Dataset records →
= = = = =

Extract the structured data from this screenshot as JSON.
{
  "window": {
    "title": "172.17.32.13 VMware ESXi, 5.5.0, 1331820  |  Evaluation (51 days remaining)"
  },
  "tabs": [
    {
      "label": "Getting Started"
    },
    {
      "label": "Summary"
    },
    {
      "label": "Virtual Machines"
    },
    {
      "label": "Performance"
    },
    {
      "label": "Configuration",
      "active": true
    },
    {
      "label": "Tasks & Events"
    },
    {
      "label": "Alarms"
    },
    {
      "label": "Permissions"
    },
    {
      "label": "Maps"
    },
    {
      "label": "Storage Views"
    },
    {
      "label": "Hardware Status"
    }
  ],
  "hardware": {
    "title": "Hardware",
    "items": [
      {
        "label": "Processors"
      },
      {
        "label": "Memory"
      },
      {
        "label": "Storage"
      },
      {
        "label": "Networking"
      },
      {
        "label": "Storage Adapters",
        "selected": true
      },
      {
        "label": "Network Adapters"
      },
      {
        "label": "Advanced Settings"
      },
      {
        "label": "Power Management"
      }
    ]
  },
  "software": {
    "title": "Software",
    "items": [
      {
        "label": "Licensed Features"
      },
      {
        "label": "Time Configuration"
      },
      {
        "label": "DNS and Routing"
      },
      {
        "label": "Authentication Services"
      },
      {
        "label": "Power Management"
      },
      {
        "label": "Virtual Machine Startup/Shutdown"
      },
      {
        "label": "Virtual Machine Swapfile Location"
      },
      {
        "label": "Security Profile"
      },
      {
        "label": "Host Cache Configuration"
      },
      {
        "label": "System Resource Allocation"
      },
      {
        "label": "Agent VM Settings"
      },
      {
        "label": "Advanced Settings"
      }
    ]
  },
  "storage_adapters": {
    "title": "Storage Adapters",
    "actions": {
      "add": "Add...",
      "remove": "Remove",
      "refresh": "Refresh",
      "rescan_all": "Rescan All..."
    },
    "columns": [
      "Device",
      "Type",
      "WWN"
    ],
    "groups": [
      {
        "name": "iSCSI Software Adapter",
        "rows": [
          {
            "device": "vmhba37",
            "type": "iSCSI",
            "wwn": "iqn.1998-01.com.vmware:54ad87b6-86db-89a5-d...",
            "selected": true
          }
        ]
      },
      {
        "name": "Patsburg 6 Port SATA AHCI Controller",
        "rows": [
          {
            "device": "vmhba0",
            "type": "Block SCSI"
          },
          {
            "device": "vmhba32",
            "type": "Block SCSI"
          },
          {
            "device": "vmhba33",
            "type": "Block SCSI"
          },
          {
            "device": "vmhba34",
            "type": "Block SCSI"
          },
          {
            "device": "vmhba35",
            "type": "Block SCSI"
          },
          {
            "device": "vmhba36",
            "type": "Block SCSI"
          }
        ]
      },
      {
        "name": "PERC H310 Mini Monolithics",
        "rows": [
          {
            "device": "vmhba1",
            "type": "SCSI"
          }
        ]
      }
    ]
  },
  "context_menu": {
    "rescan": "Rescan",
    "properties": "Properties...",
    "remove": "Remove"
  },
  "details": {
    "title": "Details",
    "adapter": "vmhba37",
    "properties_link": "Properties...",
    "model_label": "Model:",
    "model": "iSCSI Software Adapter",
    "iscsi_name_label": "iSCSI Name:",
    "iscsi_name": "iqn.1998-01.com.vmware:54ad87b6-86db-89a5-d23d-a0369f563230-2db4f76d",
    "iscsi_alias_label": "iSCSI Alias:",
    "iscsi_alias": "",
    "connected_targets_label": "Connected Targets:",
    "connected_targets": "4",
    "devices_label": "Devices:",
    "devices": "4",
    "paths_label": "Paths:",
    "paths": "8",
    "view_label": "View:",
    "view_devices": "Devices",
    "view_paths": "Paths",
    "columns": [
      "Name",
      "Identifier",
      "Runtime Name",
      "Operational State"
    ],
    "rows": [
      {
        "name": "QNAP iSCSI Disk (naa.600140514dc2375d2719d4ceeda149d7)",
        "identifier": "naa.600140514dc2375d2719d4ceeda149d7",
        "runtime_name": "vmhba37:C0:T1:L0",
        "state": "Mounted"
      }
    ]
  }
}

= = = = =

What is expected → Recopy the whole listing exactly.

Answer below →
Extract the structured data from this screenshot as JSON.
{
  "window": {
    "title": "172.17.32.13 VMware ESXi, 5.5.0, 1331820  |  Evaluation (51 days remaining)"
  },
  "tabs": [
    {
      "label": "Getting Started"
    },
    {
      "label": "Summary"
    },
    {
      "label": "Virtual Machines"
    },
    {
      "label": "Performance"
    },
    {
      "label": "Configuration",
      "active": true
    },
    {
      "label": "Tasks & Events"
    },
    {
      "label": "Alarms"
    },
    {
      "label": "Permissions"
    },
    {
      "label": "Maps"
    },
    {
      "label": "Storage Views"
    },
    {
      "label": "Hardware Status"
    }
  ],
  "hardware": {
    "title": "Hardware",
    "items": [
      {
        "label": "Processors"
      },
      {
        "label": "Memory"
      },
      {
        "label": "Storage"
      },
      {
        "label": "Networking"
      },
      {
        "label": "Storage Adapters",
        "selected": true
      },
      {
        "label": "Network Adapters"
      },
      {
        "label": "Advanced Settings"
      },
      {
        "label": "Power Management"
      }
    ]
  },
  "software": {
    "title": "Software",
    "items": [
      {
        "label": "Licensed Features"
      },
      {
        "label": "Time Configuration"
      },
      {
        "label": "DNS and Routing"
      },
      {
        "label": "Authentication Services"
      },
      {
        "label": "Power Management"
      },
      {
        "label": "Virtual Machine Startup/Shutdown"
      },
      {
        "label": "Virtual Machine Swapfile Location"
      },
      {
        "label": "Security Profile"
      },
      {
        "label": "Host Cache Configuration"
      },
      {
        "label": "System Resource Allocation"
      },
      {
        "label": "Agent VM Settings"
      },
      {
        "label": "Advanced Settings"
      }
    ]
  },
  "storage_adapters": {
    "title": "Storage Adapters",
    "actions": {
      "add": "Add...",
      "remove": "Remove",
      "refresh": "Refresh",
      "rescan_all": "Rescan All..."
    },
    "columns": [
      "Device",
      "Type",
      "WWN"
    ],
    "groups": [
      {
        "name": "iSCSI Software Adapter",
        "rows": [
          {
            "device": "vmhba37",
            "type": "iSCSI",
            "wwn": "iqn.1998-01.com.vmware:54ad87b6-86db-89a5-d...",
            "selected": true
          }
        ]
      },
      {
        "name": "Patsburg 6 Port SATA AHCI Controller",
        "rows": [
          {
            "device": "vmhba0",
            "type": "Block SCSI"
          },
          {
            "device": "vmhba32",
            "type": "Block SCSI"
          },
          {
            "device": "vmhba33",
            "type": "Block SCSI"
          },
          {
            "device": "vmhba34",
            "type": "Block SCSI"
          },
          {
            "device": "vmhba35",
            "type": "Block SCSI"
          },
          {
            "device": "vmhba36",
            "type": "Block SCSI"
          }
        ]
      },
      {
        "name": "PERC H310 Mini Monolithics",
        "rows": [
          {
            "device": "vmhba1",
            "type": "SCSI"
          }
        ]
      }
    ]
  },
  "context_menu": {
    "rescan": "Rescan",
    "properties": "Properties...",
    "remove": "Remove"
  },
  "details": {
    "title": "Details",
    "adapter": "vmhba37",
    "properties_link": "Properties...",
    "model_label": "Model:",
    "model": "iSCSI Software Adapter",
    "iscsi_name_label": "iSCSI Name:",
    "iscsi_name": "iqn.1998-01.com.vmware:54ad87b6-86db-89a5-d23d-a0369f563230-2db4f76d",
    "iscsi_alias_label": "iSCSI Alias:",
    "iscsi_alias": "",
    "connected_targets_label": "Connected Targets:",
    "connected_targets": "4",
    "devices_label": "Devices:",
    "devices": "4",
    "paths_label": "Paths:",
    "paths": "8",
    "view_label": "View:",
    "view_devices": "Devices",
    "view_paths": "Paths",
    "columns": [
      "Name",
      "Identifier",
      "Runtime Name",
      "Operational State"
    ],
    "rows": [
      {
        "name": "QNAP iSCSI Disk (naa.600140514dc2375d2719d4ceeda149d7)",
        "identifier": "naa.600140514dc2375d2719d4ceeda149d7",
        "runtime_name": "vmhba37:C0:T1:L0",
        "state": "Mounted"
      }
    ]
  }
}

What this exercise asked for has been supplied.